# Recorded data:
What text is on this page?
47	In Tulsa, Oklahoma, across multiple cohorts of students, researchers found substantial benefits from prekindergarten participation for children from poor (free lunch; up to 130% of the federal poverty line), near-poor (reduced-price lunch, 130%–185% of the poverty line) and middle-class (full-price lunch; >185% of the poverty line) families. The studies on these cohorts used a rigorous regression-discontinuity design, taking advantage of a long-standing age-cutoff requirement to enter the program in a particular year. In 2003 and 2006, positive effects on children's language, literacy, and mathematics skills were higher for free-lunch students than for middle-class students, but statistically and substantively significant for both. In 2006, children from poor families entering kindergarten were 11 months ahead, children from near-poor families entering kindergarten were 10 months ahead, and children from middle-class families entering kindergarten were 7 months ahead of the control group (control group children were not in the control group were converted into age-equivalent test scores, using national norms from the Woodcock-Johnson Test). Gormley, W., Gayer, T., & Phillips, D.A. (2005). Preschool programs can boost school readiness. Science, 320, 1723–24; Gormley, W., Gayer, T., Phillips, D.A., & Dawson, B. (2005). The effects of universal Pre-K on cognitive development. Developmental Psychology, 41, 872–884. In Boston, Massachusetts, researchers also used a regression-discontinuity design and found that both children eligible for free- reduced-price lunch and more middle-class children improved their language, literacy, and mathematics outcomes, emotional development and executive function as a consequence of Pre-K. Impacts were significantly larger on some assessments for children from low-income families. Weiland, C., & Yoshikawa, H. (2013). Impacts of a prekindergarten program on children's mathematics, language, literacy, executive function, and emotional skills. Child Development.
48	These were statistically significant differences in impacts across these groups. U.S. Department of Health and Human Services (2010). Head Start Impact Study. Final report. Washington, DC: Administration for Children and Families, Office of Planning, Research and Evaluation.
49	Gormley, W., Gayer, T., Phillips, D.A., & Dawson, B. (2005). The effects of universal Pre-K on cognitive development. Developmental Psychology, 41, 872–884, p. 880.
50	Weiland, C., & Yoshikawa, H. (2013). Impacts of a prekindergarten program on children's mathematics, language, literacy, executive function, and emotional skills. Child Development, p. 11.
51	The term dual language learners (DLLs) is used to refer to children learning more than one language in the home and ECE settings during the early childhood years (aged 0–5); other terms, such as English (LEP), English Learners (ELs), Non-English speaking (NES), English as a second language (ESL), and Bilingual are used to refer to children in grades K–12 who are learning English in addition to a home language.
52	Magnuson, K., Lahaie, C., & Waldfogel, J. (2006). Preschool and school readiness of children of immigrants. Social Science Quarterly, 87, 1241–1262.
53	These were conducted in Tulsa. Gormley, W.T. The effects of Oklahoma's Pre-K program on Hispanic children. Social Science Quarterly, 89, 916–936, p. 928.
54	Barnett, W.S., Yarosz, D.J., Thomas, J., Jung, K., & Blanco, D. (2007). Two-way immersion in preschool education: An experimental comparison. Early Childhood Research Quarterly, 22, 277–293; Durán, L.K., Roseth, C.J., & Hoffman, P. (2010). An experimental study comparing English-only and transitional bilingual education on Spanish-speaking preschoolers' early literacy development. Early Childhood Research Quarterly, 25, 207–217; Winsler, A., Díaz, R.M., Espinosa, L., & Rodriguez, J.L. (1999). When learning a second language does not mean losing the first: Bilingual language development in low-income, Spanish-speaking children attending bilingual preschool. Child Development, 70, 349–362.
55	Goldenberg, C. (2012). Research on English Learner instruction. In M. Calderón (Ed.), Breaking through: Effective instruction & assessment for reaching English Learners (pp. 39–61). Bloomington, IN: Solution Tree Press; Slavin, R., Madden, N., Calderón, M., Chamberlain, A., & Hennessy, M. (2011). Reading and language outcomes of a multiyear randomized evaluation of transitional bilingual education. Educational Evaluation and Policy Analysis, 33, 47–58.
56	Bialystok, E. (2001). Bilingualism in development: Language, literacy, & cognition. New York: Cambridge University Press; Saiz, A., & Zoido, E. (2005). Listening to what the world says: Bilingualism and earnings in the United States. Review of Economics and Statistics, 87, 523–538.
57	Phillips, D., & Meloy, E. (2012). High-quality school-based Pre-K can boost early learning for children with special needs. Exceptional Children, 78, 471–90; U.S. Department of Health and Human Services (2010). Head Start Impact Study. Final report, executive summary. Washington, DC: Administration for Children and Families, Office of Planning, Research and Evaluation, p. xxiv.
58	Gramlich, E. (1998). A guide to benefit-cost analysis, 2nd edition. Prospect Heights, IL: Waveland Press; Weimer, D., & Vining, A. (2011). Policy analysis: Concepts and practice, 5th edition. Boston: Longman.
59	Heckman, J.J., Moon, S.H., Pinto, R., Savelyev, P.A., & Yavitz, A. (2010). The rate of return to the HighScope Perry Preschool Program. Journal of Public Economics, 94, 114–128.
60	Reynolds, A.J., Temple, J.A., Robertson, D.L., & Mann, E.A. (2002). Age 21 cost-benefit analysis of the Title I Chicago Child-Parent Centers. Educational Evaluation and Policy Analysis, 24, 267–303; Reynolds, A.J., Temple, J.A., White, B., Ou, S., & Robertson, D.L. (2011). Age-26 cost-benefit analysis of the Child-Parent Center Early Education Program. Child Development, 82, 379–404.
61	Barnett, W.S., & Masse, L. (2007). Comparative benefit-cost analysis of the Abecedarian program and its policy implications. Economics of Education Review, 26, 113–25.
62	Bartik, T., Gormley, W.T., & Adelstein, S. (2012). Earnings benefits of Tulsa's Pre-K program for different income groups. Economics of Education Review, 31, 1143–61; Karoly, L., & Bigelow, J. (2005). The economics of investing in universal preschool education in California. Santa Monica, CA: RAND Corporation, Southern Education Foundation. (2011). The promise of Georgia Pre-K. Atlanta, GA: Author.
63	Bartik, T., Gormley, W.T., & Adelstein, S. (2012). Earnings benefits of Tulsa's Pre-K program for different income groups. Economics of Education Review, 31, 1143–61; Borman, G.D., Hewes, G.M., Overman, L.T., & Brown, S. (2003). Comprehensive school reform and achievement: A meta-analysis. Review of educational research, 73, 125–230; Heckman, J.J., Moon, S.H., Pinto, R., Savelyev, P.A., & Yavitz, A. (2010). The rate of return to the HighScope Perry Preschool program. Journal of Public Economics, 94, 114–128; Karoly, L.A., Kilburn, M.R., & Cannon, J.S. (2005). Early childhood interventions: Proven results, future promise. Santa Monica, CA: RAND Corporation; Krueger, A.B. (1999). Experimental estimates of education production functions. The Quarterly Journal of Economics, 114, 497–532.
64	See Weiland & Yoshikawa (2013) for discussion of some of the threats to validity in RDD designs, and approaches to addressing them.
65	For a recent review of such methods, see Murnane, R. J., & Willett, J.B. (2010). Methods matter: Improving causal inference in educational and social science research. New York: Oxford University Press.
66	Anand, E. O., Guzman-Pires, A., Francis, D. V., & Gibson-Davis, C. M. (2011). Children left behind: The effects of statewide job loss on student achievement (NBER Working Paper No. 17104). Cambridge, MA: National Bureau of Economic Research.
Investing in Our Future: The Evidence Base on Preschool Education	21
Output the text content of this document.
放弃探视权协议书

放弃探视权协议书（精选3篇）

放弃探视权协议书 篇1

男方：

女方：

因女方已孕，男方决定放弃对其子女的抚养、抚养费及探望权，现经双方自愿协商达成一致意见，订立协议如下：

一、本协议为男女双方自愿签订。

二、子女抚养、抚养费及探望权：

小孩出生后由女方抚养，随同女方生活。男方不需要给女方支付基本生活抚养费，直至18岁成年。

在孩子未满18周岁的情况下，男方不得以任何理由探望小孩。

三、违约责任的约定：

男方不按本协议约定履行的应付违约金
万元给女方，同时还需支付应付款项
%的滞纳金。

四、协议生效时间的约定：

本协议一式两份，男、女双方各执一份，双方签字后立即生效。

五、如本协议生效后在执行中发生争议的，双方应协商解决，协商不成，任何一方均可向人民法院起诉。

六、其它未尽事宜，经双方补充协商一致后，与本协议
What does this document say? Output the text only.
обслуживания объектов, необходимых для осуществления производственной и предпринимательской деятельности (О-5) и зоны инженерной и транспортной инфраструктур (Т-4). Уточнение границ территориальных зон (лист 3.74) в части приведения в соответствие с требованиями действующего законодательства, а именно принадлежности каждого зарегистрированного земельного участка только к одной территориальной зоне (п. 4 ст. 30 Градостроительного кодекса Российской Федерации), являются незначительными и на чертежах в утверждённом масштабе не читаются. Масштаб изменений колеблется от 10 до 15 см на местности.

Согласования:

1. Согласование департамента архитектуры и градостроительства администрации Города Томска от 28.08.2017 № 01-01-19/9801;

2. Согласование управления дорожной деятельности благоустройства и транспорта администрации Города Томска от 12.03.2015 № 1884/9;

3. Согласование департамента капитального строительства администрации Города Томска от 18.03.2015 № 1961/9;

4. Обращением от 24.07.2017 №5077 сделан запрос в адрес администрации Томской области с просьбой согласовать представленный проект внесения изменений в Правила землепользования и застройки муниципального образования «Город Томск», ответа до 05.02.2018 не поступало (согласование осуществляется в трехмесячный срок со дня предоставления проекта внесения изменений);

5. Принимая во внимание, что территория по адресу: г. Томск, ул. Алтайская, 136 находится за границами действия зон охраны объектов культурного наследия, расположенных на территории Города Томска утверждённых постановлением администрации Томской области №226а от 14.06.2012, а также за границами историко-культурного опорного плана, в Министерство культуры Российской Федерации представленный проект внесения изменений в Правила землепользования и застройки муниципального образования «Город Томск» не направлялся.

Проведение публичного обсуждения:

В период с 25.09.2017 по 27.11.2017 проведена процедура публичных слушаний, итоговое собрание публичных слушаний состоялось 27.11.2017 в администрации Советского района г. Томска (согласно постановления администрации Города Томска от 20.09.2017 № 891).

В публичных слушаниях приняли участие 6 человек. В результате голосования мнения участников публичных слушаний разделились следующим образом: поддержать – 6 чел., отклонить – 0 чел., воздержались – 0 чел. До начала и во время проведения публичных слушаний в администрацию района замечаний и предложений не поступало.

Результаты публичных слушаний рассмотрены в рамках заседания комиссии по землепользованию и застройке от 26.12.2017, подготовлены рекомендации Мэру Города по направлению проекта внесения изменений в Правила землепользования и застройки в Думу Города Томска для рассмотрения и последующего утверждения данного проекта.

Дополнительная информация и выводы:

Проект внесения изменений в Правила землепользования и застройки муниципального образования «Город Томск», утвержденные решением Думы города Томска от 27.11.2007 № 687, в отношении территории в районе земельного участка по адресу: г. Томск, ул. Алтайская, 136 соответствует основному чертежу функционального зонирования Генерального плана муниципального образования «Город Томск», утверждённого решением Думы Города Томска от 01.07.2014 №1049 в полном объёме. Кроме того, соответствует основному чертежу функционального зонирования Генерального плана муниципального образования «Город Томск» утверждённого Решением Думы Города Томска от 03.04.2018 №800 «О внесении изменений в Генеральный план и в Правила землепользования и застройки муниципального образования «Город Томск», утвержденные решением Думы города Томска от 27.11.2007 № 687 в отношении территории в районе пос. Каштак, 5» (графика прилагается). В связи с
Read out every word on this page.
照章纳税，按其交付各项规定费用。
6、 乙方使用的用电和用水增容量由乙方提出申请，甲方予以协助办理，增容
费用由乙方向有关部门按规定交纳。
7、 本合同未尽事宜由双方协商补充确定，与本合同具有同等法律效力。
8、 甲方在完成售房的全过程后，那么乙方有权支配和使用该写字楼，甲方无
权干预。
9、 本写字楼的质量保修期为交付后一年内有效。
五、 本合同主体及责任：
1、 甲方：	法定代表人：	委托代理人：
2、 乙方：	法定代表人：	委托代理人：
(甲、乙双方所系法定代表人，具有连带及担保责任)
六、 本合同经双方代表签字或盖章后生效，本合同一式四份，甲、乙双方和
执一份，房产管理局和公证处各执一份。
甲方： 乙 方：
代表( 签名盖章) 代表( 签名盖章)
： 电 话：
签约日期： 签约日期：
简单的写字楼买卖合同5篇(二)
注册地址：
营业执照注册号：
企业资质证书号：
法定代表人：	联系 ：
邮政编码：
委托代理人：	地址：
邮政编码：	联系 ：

# Work to be completed:
Check each line of the listing above for the string "Services", then report only how many lines have it.

# Result of the exercise:
2